The request:
Output the data that follows exactly, line for line.

Data for processing:

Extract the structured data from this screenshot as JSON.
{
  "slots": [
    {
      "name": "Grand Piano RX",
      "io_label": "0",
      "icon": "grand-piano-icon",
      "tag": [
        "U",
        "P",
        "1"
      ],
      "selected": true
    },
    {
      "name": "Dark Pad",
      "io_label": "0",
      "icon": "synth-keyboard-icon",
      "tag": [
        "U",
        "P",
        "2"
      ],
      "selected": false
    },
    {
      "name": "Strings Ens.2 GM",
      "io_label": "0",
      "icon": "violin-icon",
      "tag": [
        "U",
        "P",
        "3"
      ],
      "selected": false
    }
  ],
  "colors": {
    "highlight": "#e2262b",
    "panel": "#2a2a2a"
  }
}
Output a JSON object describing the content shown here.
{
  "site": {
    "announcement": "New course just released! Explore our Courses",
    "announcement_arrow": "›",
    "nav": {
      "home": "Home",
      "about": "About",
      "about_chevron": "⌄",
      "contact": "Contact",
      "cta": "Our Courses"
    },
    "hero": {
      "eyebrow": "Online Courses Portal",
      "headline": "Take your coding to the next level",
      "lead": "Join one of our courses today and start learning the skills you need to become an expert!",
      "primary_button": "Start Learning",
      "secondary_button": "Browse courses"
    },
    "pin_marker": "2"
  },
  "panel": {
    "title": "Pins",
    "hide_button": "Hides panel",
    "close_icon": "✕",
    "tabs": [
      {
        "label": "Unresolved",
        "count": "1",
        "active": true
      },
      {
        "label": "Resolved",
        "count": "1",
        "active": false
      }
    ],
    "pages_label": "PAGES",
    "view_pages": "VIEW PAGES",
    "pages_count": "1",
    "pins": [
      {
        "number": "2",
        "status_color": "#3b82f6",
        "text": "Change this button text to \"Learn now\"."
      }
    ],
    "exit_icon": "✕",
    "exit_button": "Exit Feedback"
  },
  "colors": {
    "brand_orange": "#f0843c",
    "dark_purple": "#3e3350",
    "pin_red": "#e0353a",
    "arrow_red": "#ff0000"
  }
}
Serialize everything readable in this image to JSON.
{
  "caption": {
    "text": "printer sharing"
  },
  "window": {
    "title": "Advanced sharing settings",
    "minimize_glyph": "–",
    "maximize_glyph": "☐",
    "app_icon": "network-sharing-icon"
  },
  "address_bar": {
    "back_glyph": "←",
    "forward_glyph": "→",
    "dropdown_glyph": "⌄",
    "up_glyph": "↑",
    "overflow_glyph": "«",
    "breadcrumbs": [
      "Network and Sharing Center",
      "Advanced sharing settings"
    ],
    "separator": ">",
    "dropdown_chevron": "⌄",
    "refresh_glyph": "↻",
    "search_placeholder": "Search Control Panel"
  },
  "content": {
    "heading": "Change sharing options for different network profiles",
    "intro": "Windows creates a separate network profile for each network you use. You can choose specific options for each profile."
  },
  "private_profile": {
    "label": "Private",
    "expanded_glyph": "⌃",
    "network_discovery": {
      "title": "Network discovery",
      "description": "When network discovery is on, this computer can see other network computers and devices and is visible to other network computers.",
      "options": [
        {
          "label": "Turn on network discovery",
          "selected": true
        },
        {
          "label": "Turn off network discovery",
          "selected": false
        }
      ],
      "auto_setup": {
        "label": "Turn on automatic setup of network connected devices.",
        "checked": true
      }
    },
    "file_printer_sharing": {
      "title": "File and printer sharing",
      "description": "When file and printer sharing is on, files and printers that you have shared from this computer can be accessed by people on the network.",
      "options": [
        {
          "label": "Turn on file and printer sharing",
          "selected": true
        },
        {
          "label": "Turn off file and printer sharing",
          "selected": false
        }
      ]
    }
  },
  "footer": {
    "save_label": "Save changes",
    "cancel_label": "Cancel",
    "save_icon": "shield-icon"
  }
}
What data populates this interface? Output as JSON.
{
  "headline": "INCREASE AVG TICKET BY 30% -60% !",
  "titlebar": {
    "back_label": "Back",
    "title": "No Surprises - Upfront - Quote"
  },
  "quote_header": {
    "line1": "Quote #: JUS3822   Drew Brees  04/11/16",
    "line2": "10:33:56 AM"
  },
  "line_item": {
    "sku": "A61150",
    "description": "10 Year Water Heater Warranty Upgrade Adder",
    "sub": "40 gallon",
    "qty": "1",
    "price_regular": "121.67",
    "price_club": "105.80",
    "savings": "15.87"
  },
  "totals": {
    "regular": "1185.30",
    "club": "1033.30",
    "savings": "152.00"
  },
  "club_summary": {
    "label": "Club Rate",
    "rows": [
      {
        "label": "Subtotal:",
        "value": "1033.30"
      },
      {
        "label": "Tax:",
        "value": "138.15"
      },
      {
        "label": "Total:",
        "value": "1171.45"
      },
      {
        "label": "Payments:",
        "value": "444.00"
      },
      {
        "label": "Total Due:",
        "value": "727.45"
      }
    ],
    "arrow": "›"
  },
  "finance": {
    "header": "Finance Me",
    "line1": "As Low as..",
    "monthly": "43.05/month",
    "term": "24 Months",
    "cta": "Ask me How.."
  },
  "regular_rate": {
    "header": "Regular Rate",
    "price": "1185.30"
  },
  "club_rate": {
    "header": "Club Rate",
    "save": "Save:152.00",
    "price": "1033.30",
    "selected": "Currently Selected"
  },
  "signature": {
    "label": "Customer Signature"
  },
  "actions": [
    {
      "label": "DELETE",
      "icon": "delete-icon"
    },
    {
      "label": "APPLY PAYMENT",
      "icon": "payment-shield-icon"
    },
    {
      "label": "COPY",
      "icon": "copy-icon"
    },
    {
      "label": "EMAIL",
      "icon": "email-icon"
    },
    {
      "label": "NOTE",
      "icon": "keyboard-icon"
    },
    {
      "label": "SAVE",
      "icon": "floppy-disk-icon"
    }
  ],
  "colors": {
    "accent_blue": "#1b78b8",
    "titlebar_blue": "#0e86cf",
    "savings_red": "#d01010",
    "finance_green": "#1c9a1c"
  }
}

Result for this exercise:
Extract the structured data from this screenshot as JSON.
{
  "slots": [
    {
      "name": "Grand Piano RX",
      "io_label": "0",
      "icon": "grand-piano-icon",
      "tag": [
        "U",
        "P",
        "1"
      ],
      "selected": true
    },
    {
      "name": "Dark Pad",
      "io_label": "0",
      "icon": "synth-keyboard-icon",
      "tag": [
        "U",
        "P",
        "2"
      ],
      "selected": false
    },
    {
      "name": "Strings Ens.2 GM",
      "io_label": "0",
      "icon": "violin-icon",
      "tag": [
        "U",
        "P",
        "3"
      ],
      "selected": false
    }
  ],
  "colors": {
    "highlight": "#e2262b",
    "panel": "#2a2a2a"
  }
}
Output a JSON object describing the content shown here.
{
  "site": {
    "announcement": "New course just released! Explore our Courses",
    "announcement_arrow": "›",
    "nav": {
      "home": "Home",
      "about": "About",
      "about_chevron": "⌄",
      "contact": "Contact",
      "cta": "Our Courses"
    },
    "hero": {
      "eyebrow": "Online Courses Portal",
      "headline": "Take your coding to the next level",
      "lead": "Join one of our courses today and start learning the skills you need to become an expert!",
      "primary_button": "Start Learning",
      "secondary_button": "Browse courses"
    },
    "pin_marker": "2"
  },
  "panel": {
    "title": "Pins",
    "hide_button": "Hides panel",
    "close_icon": "✕",
    "tabs": [
      {
        "label": "Unresolved",
        "count": "1",
        "active": true
      },
      {
        "label": "Resolved",
        "count": "1",
        "active": false
      }
    ],
    "pages_label": "PAGES",
    "view_pages": "VIEW PAGES",
    "pages_count": "1",
    "pins": [
      {
        "number": "2",
        "status_color": "#3b82f6",
        "text": "Change this button text to \"Learn now\"."
      }
    ],
    "exit_icon": "✕",
    "exit_button": "Exit Feedback"
  },
  "colors": {
    "brand_orange": "#f0843c",
    "dark_purple": "#3e3350",
    "pin_red": "#e0353a",
    "arrow_red": "#ff0000"
  }
}
Serialize everything readable in this image to JSON.
{
  "caption": {
    "text": "printer sharing"
  },
  "window": {
    "title": "Advanced sharing settings",
    "minimize_glyph": "–",
    "maximize_glyph": "☐",
    "app_icon": "network-sharing-icon"
  },
  "address_bar": {
    "back_glyph": "←",
    "forward_glyph": "→",
    "dropdown_glyph": "⌄",
    "up_glyph": "↑",
    "overflow_glyph": "«",
    "breadcrumbs": [
      "Network and Sharing Center",
      "Advanced sharing settings"
    ],
    "separator": ">",
    "dropdown_chevron": "⌄",
    "refresh_glyph": "↻",
    "search_placeholder": "Search Control Panel"
  },
  "content": {
    "heading": "Change sharing options for different network profiles",
    "intro": "Windows creates a separate network profile for each network you use. You can choose specific options for each profile."
  },
  "private_profile": {
    "label": "Private",
    "expanded_glyph": "⌃",
    "network_discovery": {
      "title": "Network discovery",
      "description": "When network discovery is on, this computer can see other network computers and devices and is visible to other network computers.",
      "options": [
        {
          "label": "Turn on network discovery",
          "selected": true
        },
        {
          "label": "Turn off network discovery",
          "selected": false
        }
      ],
      "auto_setup": {
        "label": "Turn on automatic setup of network connected devices.",
        "checked": true
      }
    },
    "file_printer_sharing": {
      "title": "File and printer sharing",
      "description": "When file and printer sharing is on, files and printers that you have shared from this computer can be accessed by people on the network.",
      "options": [
        {
          "label": "Turn on file and printer sharing",
          "selected": true
        },
        {
          "label": "Turn off file and printer sharing",
          "selected": false
        }
      ]
    }
  },
  "footer": {
    "save_label": "Save changes",
    "cancel_label": "Cancel",
    "save_icon": "shield-icon"
  }
}
What data populates this interface? Output as JSON.
{
  "headline": "INCREASE AVG TICKET BY 30% -60% !",
  "titlebar": {
    "back_label": "Back",
    "title": "No Surprises - Upfront - Quote"
  },
  "quote_header": {
    "line1": "Quote #: JUS3822   Drew Brees  04/11/16",
    "line2": "10:33:56 AM"
  },
  "line_item": {
    "sku": "A61150",
    "description": "10 Year Water Heater Warranty Upgrade Adder",
    "sub": "40 gallon",
    "qty": "1",
    "price_regular": "121.67",
    "price_club": "105.80",
    "savings": "15.87"
  },
  "totals": {
    "regular": "1185.30",
    "club": "1033.30",
    "savings": "152.00"
  },
  "club_summary": {
    "label": "Club Rate",
    "rows": [
      {
        "label": "Subtotal:",
        "value": "1033.30"
      },
      {
        "label": "Tax:",
        "value": "138.15"
      },
      {
        "label": "Total:",
        "value": "1171.45"
      },
      {
        "label": "Payments:",
        "value": "444.00"
      },
      {
        "label": "Total Due:",
        "value": "727.45"
      }
    ],
    "arrow": "›"
  },
  "finance": {
    "header": "Finance Me",
    "line1": "As Low as..",
    "monthly": "43.05/month",
    "term": "24 Months",
    "cta": "Ask me How.."
  },
  "regular_rate": {
    "header": "Regular Rate",
    "price": "1185.30"
  },
  "club_rate": {
    "header": "Club Rate",
    "save": "Save:152.00",
    "price": "1033.30",
    "selected": "Currently Selected"
  },
  "signature": {
    "label": "Customer Signature"
  },
  "actions": [
    {
      "label": "DELETE",
      "icon": "delete-icon"
    },
    {
      "label": "APPLY PAYMENT",
      "icon": "payment-shield-icon"
    },
    {
      "label": "COPY",
      "icon": "copy-icon"
    },
    {
      "label": "EMAIL",
      "icon": "email-icon"
    },
    {
      "label": "NOTE",
      "icon": "keyboard-icon"
    },
    {
      "label": "SAVE",
      "icon": "floppy-disk-icon"
    }
  ],
  "colors": {
    "accent_blue": "#1b78b8",
    "titlebar_blue": "#0e86cf",
    "savings_red": "#d01010",
    "finance_green": "#1c9a1c"
  }
}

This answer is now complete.